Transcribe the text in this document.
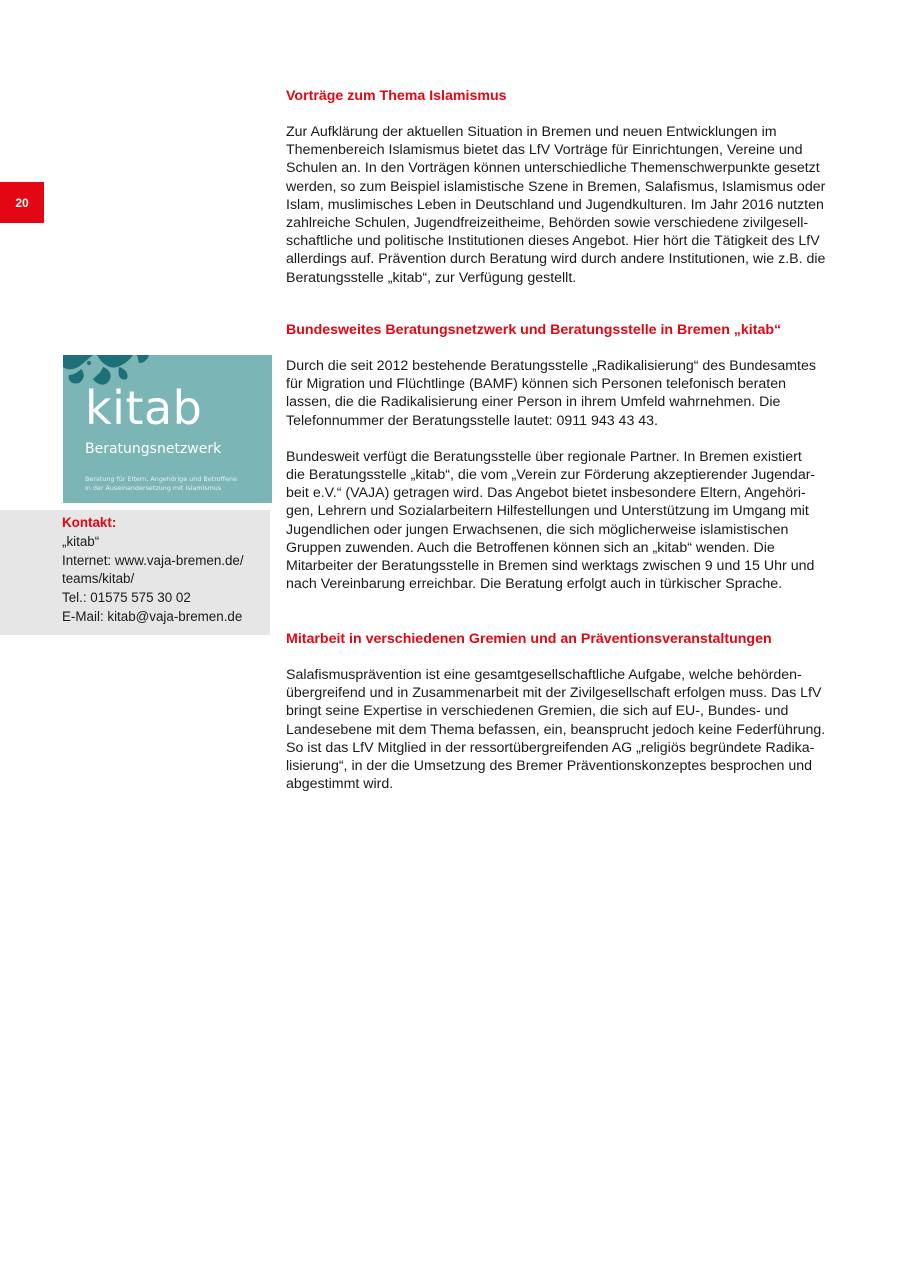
20
Vorträge zum Thema Islamismus

Zur Aufklärung der aktuellen Situation in Bremen und neuen Entwicklungen im
Themenbereich Islamismus bietet das LfV Vorträge für Einrichtungen, Vereine und
Schulen an. In den Vorträgen können unterschiedliche Themenschwerpunkte gesetzt
werden, so zum Beispiel islamistische Szene in Bremen, Salafismus, Islamismus oder
Islam, muslimisches Leben in Deutschland und Jugendkulturen. Im Jahr 2016 nutzten
zahlreiche Schulen, Jugendfreizeitheime, Behörden sowie verschiedene zivilgesell-
schaftliche und politische Institutionen dieses Angebot. Hier hört die Tätigkeit des LfV
allerdings auf. Prävention durch Beratung wird durch andere Institutionen, wie z.B. die
Beratungsstelle „kitab“, zur Verfügung gestellt.

Bundesweites Beratungsnetzwerk und Beratungsstelle in Bremen „kitab“

Durch die seit 2012 bestehende Beratungsstelle „Radikalisierung“ des Bundesamtes
für Migration und Flüchtlinge (BAMF) können sich Personen telefonisch beraten
lassen, die die Radikalisierung einer Person in ihrem Umfeld wahrnehmen. Die
Telefonnummer der Beratungsstelle lautet: 0911 943 43 43.

Bundesweit verfügt die Beratungsstelle über regionale Partner. In Bremen existiert
die Beratungsstelle „kitab“, die vom „Verein zur Förderung akzeptierender Jugendar-
beit e.V.“ (VAJA) getragen wird. Das Angebot bietet insbesondere Eltern, Angehöri-
gen, Lehrern und Sozialarbeitern Hilfestellungen und Unterstützung im Umgang mit
Jugendlichen oder jungen Erwachsenen, die sich möglicherweise islamistischen
Gruppen zuwenden. Auch die Betroffenen können sich an „kitab“ wenden. Die
Mitarbeiter der Beratungsstelle in Bremen sind werktags zwischen 9 und 15 Uhr und
nach Vereinbarung erreichbar. Die Beratung erfolgt auch in türkischer Sprache.

Mitarbeit in verschiedenen Gremien und an Präventionsveranstaltungen

Salafismusprävention ist eine gesamtgesellschaftliche Aufgabe, welche behörden-
übergreifend und in Zusammenarbeit mit der Zivilgesellschaft erfolgen muss. Das LfV
bringt seine Expertise in verschiedenen Gremien, die sich auf EU-, Bundes- und
Landesebene mit dem Thema befassen, ein, beansprucht jedoch keine Federführung.
So ist das LfV Mitglied in der ressortübergreifenden AG „religiös begründete Radika-
lisierung“, in der die Umsetzung des Bremer Präventionskonzeptes besprochen und
abgestimmt wird.

kitab
Beratungsnetzwerk
Beratung für Eltern, Angehörige und Betroffene
in der Auseinandersetzung mit Islamismus
Kontakt:
„kitab“
Internet: www.vaja-bremen.de/
teams/kitab/
Tel.: 01575 575 30 02
E-Mail: kitab@vaja-bremen.de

What is required → Of the lines in the records, how many contain the word "Thema"? Answer with the number and nothing else.

The response → 2